[WHAT TO WORK ON]
A) In the article on witness evidence, which judges outlined the distinction between credibility and reliability, and in which case?
B) Extend the article on giving evidence as a witness, beginning after its final sentence.

[DOCUMENT EXCERPT]
==*==
Witnesses are usually assessed according to their credibility and reliability.
In cases where there are disputes of fact, the performance of the relevant witnesses will be critical, as the case is likely to be determined according to which witnesses are believed and which are not.
This article discusses dome of the do’s and don’ts involved in giving evidence at a hearing.
It is important to define the following terms:
Credibility – this term refers to whether a witness is honest and doing their very best to tell the truth, or whether they are attempting to mislead or deceive the court.
Reliability – this refers to whether the recollection or perception of a witness is accurate.
The distinction between these two concepts was outlined by Nettle and Gordon JJ in the High Court case of IMM (2016) 257 CLR 300:
“Before proceeding further, it is important to be clear about what is meant by ‘credibility’ and ‘reliability’ in this context. At common law, a distinction was ordinarily drawn between the two concepts. The credibility of a witness was commonly understood as meaning the ‘truthfulness’ of the witness — whether the witness genuinely believed that he or she was telling the truth. Reliability, on the other hand, referred to the ability of the witness accurately to discern and relay the truth as to an event, including the witness’ ability to observe and remember facts. For example, if an event occurred a long time ago, that might affect the reliability of the witness because it is generally accepted that memory is prone to fade over time.”
How to be an impressive witness
In our opinion, a witness should observe the following in order to be seen as a credible and reliable witness:
- 1. Listen to the questions you are asked. This one may seem obvious, but is often not followed by witnesses. Some witnesses will blurt out the first thing that comes into their head before they have even heard the whole question. Listening to the whole question before you answer will reduce the likelihood of you making the common mistake the subject of the following paragraph.
==*==
[ENTRIES PROVIDED]
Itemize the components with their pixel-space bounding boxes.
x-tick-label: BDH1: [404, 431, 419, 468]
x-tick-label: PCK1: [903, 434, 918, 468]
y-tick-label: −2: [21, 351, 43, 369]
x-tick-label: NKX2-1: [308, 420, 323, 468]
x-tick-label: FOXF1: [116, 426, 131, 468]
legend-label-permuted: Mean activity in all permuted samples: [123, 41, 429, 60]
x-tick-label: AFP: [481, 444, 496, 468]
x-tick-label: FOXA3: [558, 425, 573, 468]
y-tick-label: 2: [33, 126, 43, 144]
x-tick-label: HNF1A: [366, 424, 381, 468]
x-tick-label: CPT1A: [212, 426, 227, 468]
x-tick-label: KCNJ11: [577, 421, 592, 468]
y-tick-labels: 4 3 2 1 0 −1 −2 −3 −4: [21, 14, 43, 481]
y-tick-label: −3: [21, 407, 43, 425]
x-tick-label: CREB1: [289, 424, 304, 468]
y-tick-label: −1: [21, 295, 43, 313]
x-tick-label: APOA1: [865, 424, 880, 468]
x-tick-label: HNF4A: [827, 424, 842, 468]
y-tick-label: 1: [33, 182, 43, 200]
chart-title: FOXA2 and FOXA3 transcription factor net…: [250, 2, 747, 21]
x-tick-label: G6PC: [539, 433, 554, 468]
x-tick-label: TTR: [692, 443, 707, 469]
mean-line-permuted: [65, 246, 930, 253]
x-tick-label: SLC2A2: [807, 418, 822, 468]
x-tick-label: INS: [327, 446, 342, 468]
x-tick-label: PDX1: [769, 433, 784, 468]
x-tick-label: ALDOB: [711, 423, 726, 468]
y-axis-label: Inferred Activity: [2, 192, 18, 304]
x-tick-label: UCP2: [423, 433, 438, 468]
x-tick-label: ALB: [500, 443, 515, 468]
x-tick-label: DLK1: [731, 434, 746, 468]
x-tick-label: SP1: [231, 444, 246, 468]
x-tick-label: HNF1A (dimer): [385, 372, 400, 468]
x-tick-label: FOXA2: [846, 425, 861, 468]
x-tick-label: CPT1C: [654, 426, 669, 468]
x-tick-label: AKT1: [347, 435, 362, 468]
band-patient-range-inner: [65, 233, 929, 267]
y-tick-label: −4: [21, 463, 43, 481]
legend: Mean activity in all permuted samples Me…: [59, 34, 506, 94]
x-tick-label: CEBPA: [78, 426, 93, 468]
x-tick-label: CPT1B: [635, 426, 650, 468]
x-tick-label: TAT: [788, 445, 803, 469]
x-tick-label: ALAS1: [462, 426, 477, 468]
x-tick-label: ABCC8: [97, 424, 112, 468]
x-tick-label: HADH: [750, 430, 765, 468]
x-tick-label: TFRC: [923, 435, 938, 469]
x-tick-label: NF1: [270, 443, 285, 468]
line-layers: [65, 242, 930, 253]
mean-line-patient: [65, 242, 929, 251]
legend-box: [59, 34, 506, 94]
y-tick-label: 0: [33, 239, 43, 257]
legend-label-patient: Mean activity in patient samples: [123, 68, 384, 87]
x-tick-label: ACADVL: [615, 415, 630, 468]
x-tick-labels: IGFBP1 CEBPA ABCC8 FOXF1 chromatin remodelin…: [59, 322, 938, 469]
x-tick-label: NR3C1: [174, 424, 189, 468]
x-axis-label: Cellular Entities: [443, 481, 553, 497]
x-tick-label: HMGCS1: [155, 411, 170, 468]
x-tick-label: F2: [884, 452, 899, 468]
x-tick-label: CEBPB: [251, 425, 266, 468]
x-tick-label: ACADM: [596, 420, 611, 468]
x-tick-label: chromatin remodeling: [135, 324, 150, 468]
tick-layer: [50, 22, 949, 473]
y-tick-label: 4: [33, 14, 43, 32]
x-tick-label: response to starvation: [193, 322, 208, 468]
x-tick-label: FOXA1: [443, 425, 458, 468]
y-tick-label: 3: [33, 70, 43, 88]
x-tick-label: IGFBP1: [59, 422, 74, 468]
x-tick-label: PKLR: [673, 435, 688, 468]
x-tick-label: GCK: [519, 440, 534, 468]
==*==
[TASK ANSWERS]
A) Nettle and Gordon JJ, in the High Court case of IMM (2016) 257 CLR 300.

B)
- 2. Answer the questions you are asked. This one may also seem obvious, but is surprisingly often not heeded by witnesses. I once had a client who when I would ask a simple yes or no question to, he would go on a 5 minute monologue, at the end of which I would find that my question had not been answered. Needless to say, I was not surprised to hear a barrister say that he was the worst witness he has ever seen. Failing to answer the question can make you seem shifty and evasive, and this will reflect poorly on your credibility. Finally, failing to provide a response which answers the question tends to annoy the judge hearing the case, who may make his or her displeasure known, in which case you will know that things are not going well at all.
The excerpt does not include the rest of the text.